═════ Provided records ═════

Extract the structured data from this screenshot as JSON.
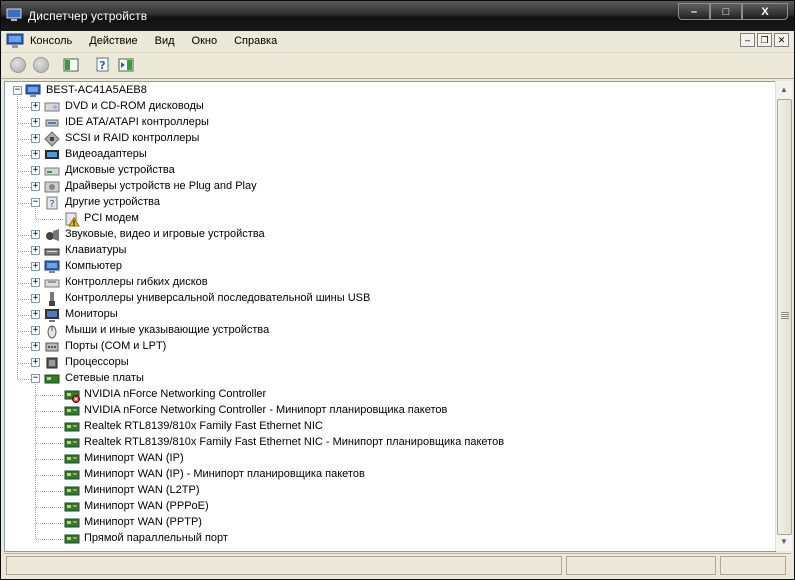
{
  "window": {
    "title": "Диспетчер устройств",
    "buttons": {
      "minimize": "–",
      "maximize": "□",
      "close": "X"
    }
  },
  "menu": {
    "items": [
      "Консоль",
      "Действие",
      "Вид",
      "Окно",
      "Справка"
    ]
  },
  "tree": {
    "root": "BEST-AC41A5AEB8",
    "items": [
      {
        "label": "DVD и CD-ROM дисководы",
        "level": 1,
        "expander": "+",
        "icon": "cdrom-icon"
      },
      {
        "label": "IDE ATA/ATAPI контроллеры",
        "level": 1,
        "expander": "+",
        "icon": "ide-controller-icon"
      },
      {
        "label": "SCSI и RAID контроллеры",
        "level": 1,
        "expander": "+",
        "icon": "scsi-controller-icon"
      },
      {
        "label": "Видеоадаптеры",
        "level": 1,
        "expander": "+",
        "icon": "display-adapter-icon"
      },
      {
        "label": "Дисковые устройства",
        "level": 1,
        "expander": "+",
        "icon": "disk-drive-icon"
      },
      {
        "label": "Драйверы устройств не Plug and Play",
        "level": 1,
        "expander": "+",
        "icon": "non-pnp-driver-icon"
      },
      {
        "label": "Другие устройства",
        "level": 1,
        "expander": "−",
        "icon": "other-devices-icon"
      },
      {
        "label": "PCI модем",
        "level": 2,
        "expander": "",
        "icon": "warning-device-icon"
      },
      {
        "label": "Звуковые, видео и игровые устройства",
        "level": 1,
        "expander": "+",
        "icon": "sound-device-icon"
      },
      {
        "label": "Клавиатуры",
        "level": 1,
        "expander": "+",
        "icon": "keyboard-icon"
      },
      {
        "label": "Компьютер",
        "level": 1,
        "expander": "+",
        "icon": "computer-icon"
      },
      {
        "label": "Контроллеры гибких дисков",
        "level": 1,
        "expander": "+",
        "icon": "floppy-controller-icon"
      },
      {
        "label": "Контроллеры универсальной последовательной шины USB",
        "level": 1,
        "expander": "+",
        "icon": "usb-icon"
      },
      {
        "label": "Мониторы",
        "level": 1,
        "expander": "+",
        "icon": "monitor-icon"
      },
      {
        "label": "Мыши и иные указывающие устройства",
        "level": 1,
        "expander": "+",
        "icon": "mouse-icon"
      },
      {
        "label": "Порты (COM и LPT)",
        "level": 1,
        "expander": "+",
        "icon": "port-icon"
      },
      {
        "label": "Процессоры",
        "level": 1,
        "expander": "+",
        "icon": "processor-icon"
      },
      {
        "label": "Сетевые платы",
        "level": 1,
        "expander": "−",
        "icon": "network-adapter-icon"
      },
      {
        "label": "NVIDIA nForce Networking Controller",
        "level": 2,
        "expander": "",
        "icon": "disabled-network-card-icon"
      },
      {
        "label": "NVIDIA nForce Networking Controller - Минипорт планировщика пакетов",
        "level": 2,
        "expander": "",
        "icon": "network-card-icon"
      },
      {
        "label": "Realtek RTL8139/810x Family Fast Ethernet NIC",
        "level": 2,
        "expander": "",
        "icon": "network-card-icon"
      },
      {
        "label": "Realtek RTL8139/810x Family Fast Ethernet NIC - Минипорт планировщика пакетов",
        "level": 2,
        "expander": "",
        "icon": "network-card-icon"
      },
      {
        "label": "Минипорт WAN (IP)",
        "level": 2,
        "expander": "",
        "icon": "network-card-icon"
      },
      {
        "label": "Минипорт WAN (IP) - Минипорт планировщика пакетов",
        "level": 2,
        "expander": "",
        "icon": "network-card-icon"
      },
      {
        "label": "Минипорт WAN (L2TP)",
        "level": 2,
        "expander": "",
        "icon": "network-card-icon"
      },
      {
        "label": "Минипорт WAN (PPPoE)",
        "level": 2,
        "expander": "",
        "icon": "network-card-icon"
      },
      {
        "label": "Минипорт WAN (PPTP)",
        "level": 2,
        "expander": "",
        "icon": "network-card-icon"
      },
      {
        "label": "Прямой параллельный порт",
        "level": 2,
        "expander": "",
        "icon": "network-card-icon"
      }
    ]
  },
  "colors": {
    "tree_lines": "#a0a0a0",
    "network_card": "#2f7a2f",
    "warning": "#f2c200",
    "error": "#d0201e"
  }
}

═════

Check each line above for the word "Минипорт" and copy the ones that have it.

        "label": "NVIDIA nForce Networking Controller - Минипорт планировщика пакетов",
        "label": "Realtek RTL8139/810x Family Fast Ethernet NIC - Минипорт планировщика пакетов",
        "label": "Минипорт WAN (IP)",
        "label": "Минипорт WAN (IP) - Минипорт планировщика пакетов",
        "label": "Минипорт WAN (L2TP)",
        "label": "Минипорт WAN (PPPoE)",
        "label": "Минипорт WAN (PPTP)",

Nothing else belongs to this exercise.